The task – Tally the lines of the listing that contain the string "Location", treating uppercase and lowercase as different, and give only the number.

(Layout records)
========================================================================
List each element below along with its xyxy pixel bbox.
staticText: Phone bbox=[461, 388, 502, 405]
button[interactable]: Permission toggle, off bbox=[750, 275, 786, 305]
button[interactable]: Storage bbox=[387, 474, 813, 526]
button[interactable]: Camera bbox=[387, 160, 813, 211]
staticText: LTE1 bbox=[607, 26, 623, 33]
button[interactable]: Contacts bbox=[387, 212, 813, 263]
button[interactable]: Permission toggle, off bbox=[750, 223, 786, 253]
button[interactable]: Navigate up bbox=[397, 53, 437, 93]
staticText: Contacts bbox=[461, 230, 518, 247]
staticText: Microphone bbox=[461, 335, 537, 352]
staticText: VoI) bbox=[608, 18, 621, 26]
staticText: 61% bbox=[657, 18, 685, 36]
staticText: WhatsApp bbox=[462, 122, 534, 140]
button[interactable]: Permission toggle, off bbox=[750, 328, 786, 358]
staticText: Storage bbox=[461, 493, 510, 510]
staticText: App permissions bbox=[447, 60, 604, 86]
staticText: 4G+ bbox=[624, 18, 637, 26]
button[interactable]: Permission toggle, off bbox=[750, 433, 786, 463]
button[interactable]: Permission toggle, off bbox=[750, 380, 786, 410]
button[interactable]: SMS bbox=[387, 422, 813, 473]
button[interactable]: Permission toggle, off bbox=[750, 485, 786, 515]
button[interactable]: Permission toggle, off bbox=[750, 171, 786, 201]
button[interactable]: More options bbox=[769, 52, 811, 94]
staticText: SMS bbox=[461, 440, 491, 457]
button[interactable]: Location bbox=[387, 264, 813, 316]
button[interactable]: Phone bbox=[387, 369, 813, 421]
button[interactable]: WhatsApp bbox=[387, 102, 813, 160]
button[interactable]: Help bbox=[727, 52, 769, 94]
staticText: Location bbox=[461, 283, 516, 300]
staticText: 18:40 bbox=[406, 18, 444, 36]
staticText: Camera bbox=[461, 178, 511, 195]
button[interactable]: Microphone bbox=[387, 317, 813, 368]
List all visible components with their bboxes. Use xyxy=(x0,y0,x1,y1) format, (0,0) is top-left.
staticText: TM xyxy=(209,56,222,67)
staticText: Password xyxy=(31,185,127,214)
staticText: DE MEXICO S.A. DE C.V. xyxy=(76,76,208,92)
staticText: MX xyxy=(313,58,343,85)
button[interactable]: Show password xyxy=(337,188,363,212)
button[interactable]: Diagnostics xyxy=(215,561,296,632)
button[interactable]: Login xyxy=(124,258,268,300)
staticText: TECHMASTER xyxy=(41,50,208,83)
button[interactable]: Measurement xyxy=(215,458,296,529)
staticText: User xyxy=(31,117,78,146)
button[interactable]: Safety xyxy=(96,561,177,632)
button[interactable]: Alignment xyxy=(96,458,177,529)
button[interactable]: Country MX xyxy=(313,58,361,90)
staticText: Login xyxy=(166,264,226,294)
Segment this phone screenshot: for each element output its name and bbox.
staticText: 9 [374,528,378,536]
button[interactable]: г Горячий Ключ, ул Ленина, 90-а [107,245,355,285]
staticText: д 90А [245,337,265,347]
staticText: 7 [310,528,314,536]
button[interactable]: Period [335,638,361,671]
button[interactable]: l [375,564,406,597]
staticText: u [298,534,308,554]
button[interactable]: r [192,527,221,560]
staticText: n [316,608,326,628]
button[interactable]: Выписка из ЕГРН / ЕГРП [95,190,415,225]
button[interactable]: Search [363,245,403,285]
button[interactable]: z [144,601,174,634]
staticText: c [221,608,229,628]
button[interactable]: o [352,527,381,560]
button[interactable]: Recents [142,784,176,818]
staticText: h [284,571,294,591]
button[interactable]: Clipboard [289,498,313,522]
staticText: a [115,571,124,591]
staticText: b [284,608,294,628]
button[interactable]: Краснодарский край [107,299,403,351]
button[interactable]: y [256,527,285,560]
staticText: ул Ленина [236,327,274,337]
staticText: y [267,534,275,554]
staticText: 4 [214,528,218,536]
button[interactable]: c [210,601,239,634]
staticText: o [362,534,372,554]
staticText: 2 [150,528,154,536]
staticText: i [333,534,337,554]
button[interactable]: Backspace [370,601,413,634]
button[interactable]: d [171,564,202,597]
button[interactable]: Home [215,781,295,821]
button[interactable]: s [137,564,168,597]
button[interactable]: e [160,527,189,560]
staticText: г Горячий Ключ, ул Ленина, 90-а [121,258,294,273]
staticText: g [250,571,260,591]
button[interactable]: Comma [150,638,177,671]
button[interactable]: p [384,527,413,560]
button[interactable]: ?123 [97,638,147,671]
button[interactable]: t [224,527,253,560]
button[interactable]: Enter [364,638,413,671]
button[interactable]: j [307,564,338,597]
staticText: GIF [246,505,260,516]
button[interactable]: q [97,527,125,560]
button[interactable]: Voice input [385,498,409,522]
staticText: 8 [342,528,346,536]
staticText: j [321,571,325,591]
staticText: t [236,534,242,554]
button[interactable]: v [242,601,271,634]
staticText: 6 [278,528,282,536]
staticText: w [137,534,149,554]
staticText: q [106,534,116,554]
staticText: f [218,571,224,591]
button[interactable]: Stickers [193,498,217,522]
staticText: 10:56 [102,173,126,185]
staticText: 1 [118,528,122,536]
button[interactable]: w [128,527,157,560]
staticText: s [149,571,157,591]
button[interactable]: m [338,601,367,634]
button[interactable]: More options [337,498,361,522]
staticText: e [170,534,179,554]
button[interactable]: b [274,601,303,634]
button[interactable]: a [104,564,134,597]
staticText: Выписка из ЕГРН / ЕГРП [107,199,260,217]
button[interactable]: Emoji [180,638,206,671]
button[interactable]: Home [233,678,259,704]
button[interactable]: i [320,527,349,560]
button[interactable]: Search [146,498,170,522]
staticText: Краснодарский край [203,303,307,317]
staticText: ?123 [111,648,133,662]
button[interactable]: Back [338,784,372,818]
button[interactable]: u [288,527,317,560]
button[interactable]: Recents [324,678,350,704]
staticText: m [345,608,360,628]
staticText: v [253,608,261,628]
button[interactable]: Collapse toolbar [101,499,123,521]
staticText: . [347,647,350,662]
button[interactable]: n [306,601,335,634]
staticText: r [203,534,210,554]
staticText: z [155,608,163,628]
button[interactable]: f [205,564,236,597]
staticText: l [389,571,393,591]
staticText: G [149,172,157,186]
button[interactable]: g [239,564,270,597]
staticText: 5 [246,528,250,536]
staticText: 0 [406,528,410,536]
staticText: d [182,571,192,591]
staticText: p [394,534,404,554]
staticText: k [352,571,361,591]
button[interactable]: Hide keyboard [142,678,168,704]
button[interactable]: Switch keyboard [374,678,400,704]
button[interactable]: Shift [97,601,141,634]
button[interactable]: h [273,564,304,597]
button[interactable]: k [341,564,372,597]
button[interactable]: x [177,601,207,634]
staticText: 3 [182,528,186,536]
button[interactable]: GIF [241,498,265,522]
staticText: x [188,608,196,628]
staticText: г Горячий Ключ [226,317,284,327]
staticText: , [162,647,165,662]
========================================================================
Result for this task – 2